# Data for this task:
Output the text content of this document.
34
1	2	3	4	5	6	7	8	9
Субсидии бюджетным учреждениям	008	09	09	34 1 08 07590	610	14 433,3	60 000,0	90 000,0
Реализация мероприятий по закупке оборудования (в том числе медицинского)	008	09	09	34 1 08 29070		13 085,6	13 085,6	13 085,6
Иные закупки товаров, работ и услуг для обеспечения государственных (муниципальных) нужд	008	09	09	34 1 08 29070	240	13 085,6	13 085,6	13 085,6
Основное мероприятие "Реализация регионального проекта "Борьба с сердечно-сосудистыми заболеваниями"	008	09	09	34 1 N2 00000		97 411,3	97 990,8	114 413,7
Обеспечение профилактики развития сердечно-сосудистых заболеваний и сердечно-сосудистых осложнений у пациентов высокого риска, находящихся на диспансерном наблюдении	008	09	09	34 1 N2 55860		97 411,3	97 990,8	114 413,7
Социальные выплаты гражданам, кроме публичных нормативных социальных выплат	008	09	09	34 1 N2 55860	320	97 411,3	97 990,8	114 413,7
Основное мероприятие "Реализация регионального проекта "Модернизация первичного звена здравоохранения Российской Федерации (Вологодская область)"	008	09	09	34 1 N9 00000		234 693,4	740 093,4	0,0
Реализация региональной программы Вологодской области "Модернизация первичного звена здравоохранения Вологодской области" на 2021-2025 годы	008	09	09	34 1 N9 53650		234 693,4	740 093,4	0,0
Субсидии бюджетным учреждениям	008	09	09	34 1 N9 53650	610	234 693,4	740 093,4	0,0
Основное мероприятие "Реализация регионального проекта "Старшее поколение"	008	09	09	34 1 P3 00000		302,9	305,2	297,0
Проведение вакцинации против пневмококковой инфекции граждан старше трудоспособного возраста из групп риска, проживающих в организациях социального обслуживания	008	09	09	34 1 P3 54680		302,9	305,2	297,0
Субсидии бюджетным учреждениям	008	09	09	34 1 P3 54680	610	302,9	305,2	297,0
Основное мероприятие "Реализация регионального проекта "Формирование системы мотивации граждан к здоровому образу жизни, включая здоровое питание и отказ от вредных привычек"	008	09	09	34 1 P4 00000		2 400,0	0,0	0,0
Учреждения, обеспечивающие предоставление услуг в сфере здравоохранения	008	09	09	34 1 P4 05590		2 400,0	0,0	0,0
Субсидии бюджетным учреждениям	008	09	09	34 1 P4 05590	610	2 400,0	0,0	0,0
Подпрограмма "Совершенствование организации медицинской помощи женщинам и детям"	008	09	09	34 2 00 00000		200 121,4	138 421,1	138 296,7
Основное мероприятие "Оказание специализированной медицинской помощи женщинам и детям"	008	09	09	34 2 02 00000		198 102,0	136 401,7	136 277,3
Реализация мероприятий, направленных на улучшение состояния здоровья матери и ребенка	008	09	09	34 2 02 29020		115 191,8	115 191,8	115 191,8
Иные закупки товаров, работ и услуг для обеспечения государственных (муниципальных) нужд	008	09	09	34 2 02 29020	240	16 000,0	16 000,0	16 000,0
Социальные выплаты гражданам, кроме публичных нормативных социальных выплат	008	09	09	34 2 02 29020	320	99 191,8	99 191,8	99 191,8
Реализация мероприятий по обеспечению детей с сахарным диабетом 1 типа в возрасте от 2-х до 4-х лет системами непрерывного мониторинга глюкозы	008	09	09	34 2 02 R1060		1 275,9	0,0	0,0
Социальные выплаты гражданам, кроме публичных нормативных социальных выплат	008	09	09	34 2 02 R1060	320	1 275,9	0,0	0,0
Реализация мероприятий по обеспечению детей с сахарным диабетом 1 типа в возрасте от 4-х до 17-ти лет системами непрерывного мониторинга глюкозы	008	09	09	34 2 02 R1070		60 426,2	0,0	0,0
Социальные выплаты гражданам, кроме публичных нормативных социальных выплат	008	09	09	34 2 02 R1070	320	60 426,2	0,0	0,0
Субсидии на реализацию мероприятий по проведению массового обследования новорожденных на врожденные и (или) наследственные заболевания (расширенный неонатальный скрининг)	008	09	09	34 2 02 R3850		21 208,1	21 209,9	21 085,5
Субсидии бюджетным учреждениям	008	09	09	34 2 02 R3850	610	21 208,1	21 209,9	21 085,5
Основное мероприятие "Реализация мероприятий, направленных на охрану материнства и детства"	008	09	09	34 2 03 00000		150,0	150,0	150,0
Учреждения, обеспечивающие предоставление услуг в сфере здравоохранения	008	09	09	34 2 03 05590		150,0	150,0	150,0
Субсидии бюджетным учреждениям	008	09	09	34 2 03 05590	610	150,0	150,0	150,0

# Required work:
Look through the entries above for the word "диабетом". Copy every line where it shows up.

# Final result:
Реализация мероприятий по обеспечению детей с сахарным диабетом 1 типа в возрасте от 2-х до 4-х лет системами непрерывного мониторинга глюкозы	008	09	09	34 2 02 R1060		1 275,9	0,0	0,0
Реализация мероприятий по обеспечению детей с сахарным диабетом 1 типа в возрасте от 4-х до 17-ти лет системами непрерывного мониторинга глюкозы	008	09	09	34 2 02 R1070		60 426,2	0,0	0,0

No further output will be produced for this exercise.